▶ **Exercise prompt**:
Repeat each record exactly as written, and drop any images.

___ Records for this task ___

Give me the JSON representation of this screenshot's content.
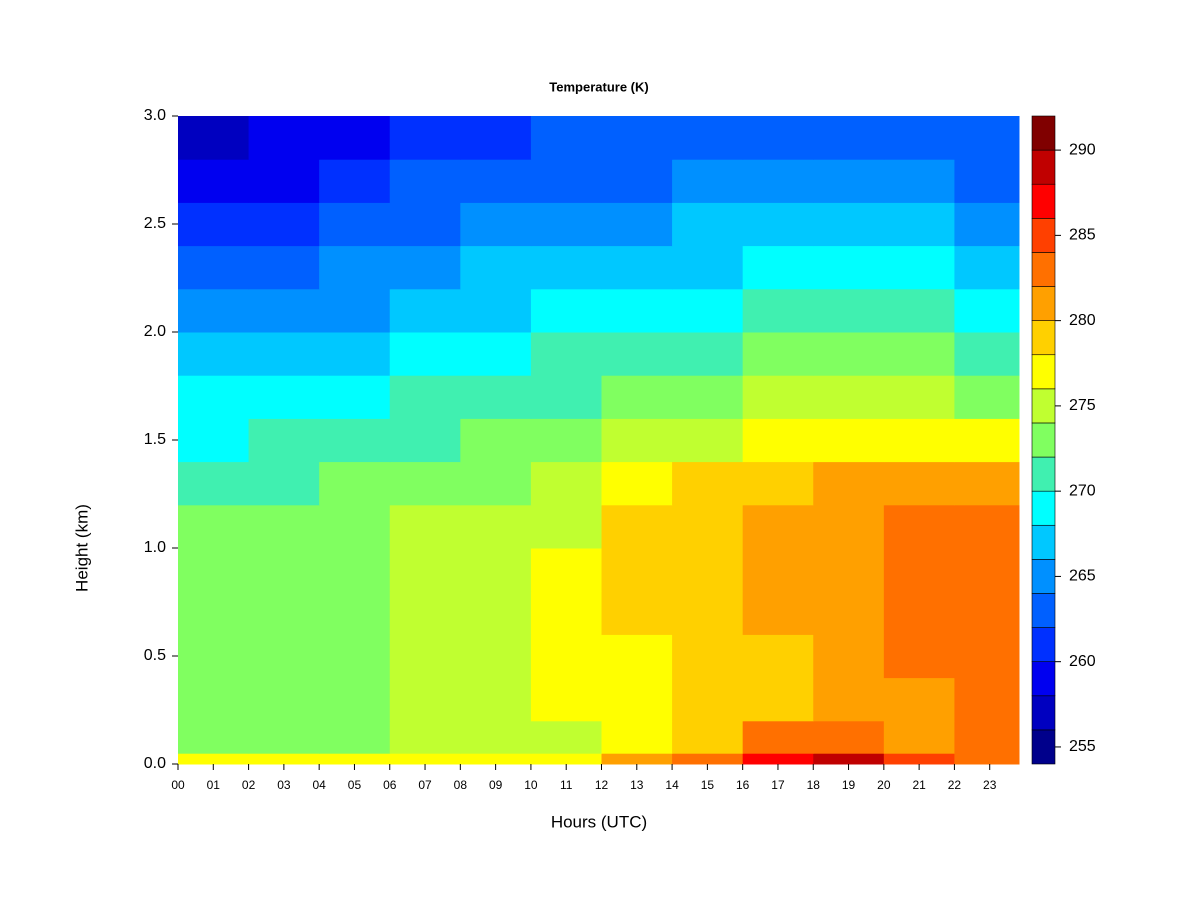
{
  "chart_data": {
    "type": "heatmap",
    "title": "Temperature (K)",
    "xlabel": "Hours (UTC)",
    "ylabel": "Height (km)",
    "x": [
      0,
      2,
      4,
      6,
      8,
      10,
      12,
      14,
      16,
      18,
      20,
      22
    ],
    "y": [
      0,
      0.05,
      0.2,
      0.4,
      0.6,
      0.8,
      1.0,
      1.2,
      1.4,
      1.6,
      1.8,
      2.0,
      2.2,
      2.4,
      2.6,
      2.8
    ],
    "z": [
      [
        277,
        276,
        277,
        277,
        277,
        277,
        281,
        283,
        287,
        288,
        285,
        283
      ],
      [
        273,
        273,
        273,
        274,
        275,
        275,
        277,
        279,
        282,
        283,
        281,
        282
      ],
      [
        272,
        272,
        273,
        274,
        275,
        276,
        276,
        278,
        279,
        280,
        281,
        282
      ],
      [
        272,
        272,
        273,
        274,
        275,
        277,
        277,
        278,
        279,
        280,
        283,
        283
      ],
      [
        272,
        272,
        273,
        274,
        275,
        277,
        278,
        279,
        280,
        281,
        283,
        283
      ],
      [
        272,
        272,
        273,
        274,
        275,
        276,
        278,
        279,
        280,
        281,
        283,
        282
      ],
      [
        272,
        272,
        273,
        274,
        274,
        275,
        278,
        279,
        280,
        281,
        282,
        282
      ],
      [
        271,
        271,
        272,
        273,
        273,
        274,
        276,
        278,
        279,
        280,
        280,
        280
      ],
      [
        269,
        270,
        270,
        271,
        272,
        273,
        274,
        275,
        276,
        277,
        277,
        276
      ],
      [
        268,
        269,
        269,
        270,
        271,
        271,
        272,
        273,
        274,
        275,
        275,
        273
      ],
      [
        266,
        267,
        267,
        268,
        269,
        270,
        270,
        271,
        272,
        272,
        272,
        271
      ],
      [
        264,
        265,
        265,
        266,
        267,
        268,
        268,
        269,
        270,
        270,
        270,
        268
      ],
      [
        262,
        263,
        264,
        265,
        266,
        266,
        267,
        267,
        268,
        268,
        268,
        267
      ],
      [
        260,
        261,
        262,
        263,
        264,
        264,
        265,
        266,
        266,
        266,
        266,
        265
      ],
      [
        258,
        259,
        260,
        262,
        262,
        263,
        263,
        264,
        264,
        264,
        264,
        263
      ],
      [
        256,
        258,
        259,
        261,
        261,
        262,
        262,
        262,
        263,
        263,
        263,
        262
      ]
    ],
    "xlim": [
      0,
      23.83
    ],
    "ylim": [
      0,
      3
    ],
    "xticks": [
      {
        "value": 0,
        "label": "00"
      },
      {
        "value": 1,
        "label": "01"
      },
      {
        "value": 2,
        "label": "02"
      },
      {
        "value": 3,
        "label": "03"
      },
      {
        "value": 4,
        "label": "04"
      },
      {
        "value": 5,
        "label": "05"
      },
      {
        "value": 6,
        "label": "06"
      },
      {
        "value": 7,
        "label": "07"
      },
      {
        "value": 8,
        "label": "08"
      },
      {
        "value": 9,
        "label": "09"
      },
      10,
      11,
      12,
      13,
      14,
      15,
      16,
      17,
      18,
      19,
      20,
      21,
      22,
      23
    ],
    "yticks": [
      {
        "value": 0,
        "label": "0.0"
      },
      0.5,
      {
        "value": 1,
        "label": "1.0"
      },
      1.5,
      {
        "value": 2,
        "label": "2.0"
      },
      2.5,
      {
        "value": 3,
        "label": "3.0"
      }
    ],
    "levels": [
      254,
      256,
      258,
      260,
      262,
      264,
      266,
      268,
      270,
      272,
      274,
      276,
      278,
      280,
      282,
      284,
      286,
      288,
      290,
      292
    ],
    "colors": [
      "#00008b",
      "#0000c0",
      "#0000f0",
      "#0030ff",
      "#0060ff",
      "#0090ff",
      "#00c8ff",
      "#00ffff",
      "#40f0b0",
      "#80ff60",
      "#c0ff30",
      "#ffff00",
      "#ffd000",
      "#ffa000",
      "#ff7000",
      "#ff4000",
      "#ff0000",
      "#c00000",
      "#800000"
    ],
    "colorbar_ticks": [
      255,
      260,
      265,
      270,
      275,
      280,
      285,
      290
    ]
  }
}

___

▶ **Expected answer**:
Give me the JSON representation of this screenshot's content.
{
  "chart_data": {
    "type": "heatmap",
    "title": "Temperature (K)",
    "xlabel": "Hours (UTC)",
    "ylabel": "Height (km)",
    "x": [
      0,
      2,
      4,
      6,
      8,
      10,
      12,
      14,
      16,
      18,
      20,
      22
    ],
    "y": [
      0,
      0.05,
      0.2,
      0.4,
      0.6,
      0.8,
      1.0,
      1.2,
      1.4,
      1.6,
      1.8,
      2.0,
      2.2,
      2.4,
      2.6,
      2.8
    ],
    "z": [
      [
        277,
        276,
        277,
        277,
        277,
        277,
        281,
        283,
        287,
        288,
        285,
        283
      ],
      [
        273,
        273,
        273,
        274,
        275,
        275,
        277,
        279,
        282,
        283,
        281,
        282
      ],
      [
        272,
        272,
        273,
        274,
        275,
        276,
        276,
        278,
        279,
        280,
        281,
        282
      ],
      [
        272,
        272,
        273,
        274,
        275,
        277,
        277,
        278,
        279,
        280,
        283,
        283
      ],
      [
        272,
        272,
        273,
        274,
        275,
        277,
        278,
        279,
        280,
        281,
        283,
        283
      ],
      [
        272,
        272,
        273,
        274,
        275,
        276,
        278,
        279,
        280,
        281,
        283,
        282
      ],
      [
        272,
        272,
        273,
        274,
        274,
        275,
        278,
        279,
        280,
        281,
        282,
        282
      ],
      [
        271,
        271,
        272,
        273,
        273,
        274,
        276,
        278,
        279,
        280,
        280,
        280
      ],
      [
        269,
        270,
        270,
        271,
        272,
        273,
        274,
        275,
        276,
        277,
        277,
        276
      ],
      [
        268,
        269,
        269,
        270,
        271,
        271,
        272,
        273,
        274,
        275,
        275,
        273
      ],
      [
        266,
        267,
        267,
        268,
        269,
        270,
        270,
        271,
        272,
        272,
        272,
        271
      ],
      [
        264,
        265,
        265,
        266,
        267,
        268,
        268,
        269,
        270,
        270,
        270,
        268
      ],
      [
        262,
        263,
        264,
        265,
        266,
        266,
        267,
        267,
        268,
        268,
        268,
        267
      ],
      [
        260,
        261,
        262,
        263,
        264,
        264,
        265,
        266,
        266,
        266,
        266,
        265
      ],
      [
        258,
        259,
        260,
        262,
        262,
        263,
        263,
        264,
        264,
        264,
        264,
        263
      ],
      [
        256,
        258,
        259,
        261,
        261,
        262,
        262,
        262,
        263,
        263,
        263,
        262
      ]
    ],
    "xlim": [
      0,
      23.83
    ],
    "ylim": [
      0,
      3
    ],
    "xticks": [
      {
        "value": 0,
        "label": "00"
      },
      {
        "value": 1,
        "label": "01"
      },
      {
        "value": 2,
        "label": "02"
      },
      {
        "value": 3,
        "label": "03"
      },
      {
        "value": 4,
        "label": "04"
      },
      {
        "value": 5,
        "label": "05"
      },
      {
        "value": 6,
        "label": "06"
      },
      {
        "value": 7,
        "label": "07"
      },
      {
        "value": 8,
        "label": "08"
      },
      {
        "value": 9,
        "label": "09"
      },
      10,
      11,
      12,
      13,
      14,
      15,
      16,
      17,
      18,
      19,
      20,
      21,
      22,
      23
    ],
    "yticks": [
      {
        "value": 0,
        "label": "0.0"
      },
      0.5,
      {
        "value": 1,
        "label": "1.0"
      },
      1.5,
      {
        "value": 2,
        "label": "2.0"
      },
      2.5,
      {
        "value": 3,
        "label": "3.0"
      }
    ],
    "levels": [
      254,
      256,
      258,
      260,
      262,
      264,
      266,
      268,
      270,
      272,
      274,
      276,
      278,
      280,
      282,
      284,
      286,
      288,
      290,
      292
    ],
    "colors": [
      "#00008b",
      "#0000c0",
      "#0000f0",
      "#0030ff",
      "#0060ff",
      "#0090ff",
      "#00c8ff",
      "#00ffff",
      "#40f0b0",
      "#80ff60",
      "#c0ff30",
      "#ffff00",
      "#ffd000",
      "#ffa000",
      "#ff7000",
      "#ff4000",
      "#ff0000",
      "#c00000",
      "#800000"
    ],
    "colorbar_ticks": [
      255,
      260,
      265,
      270,
      275,
      280,
      285,
      290
    ]
  }
}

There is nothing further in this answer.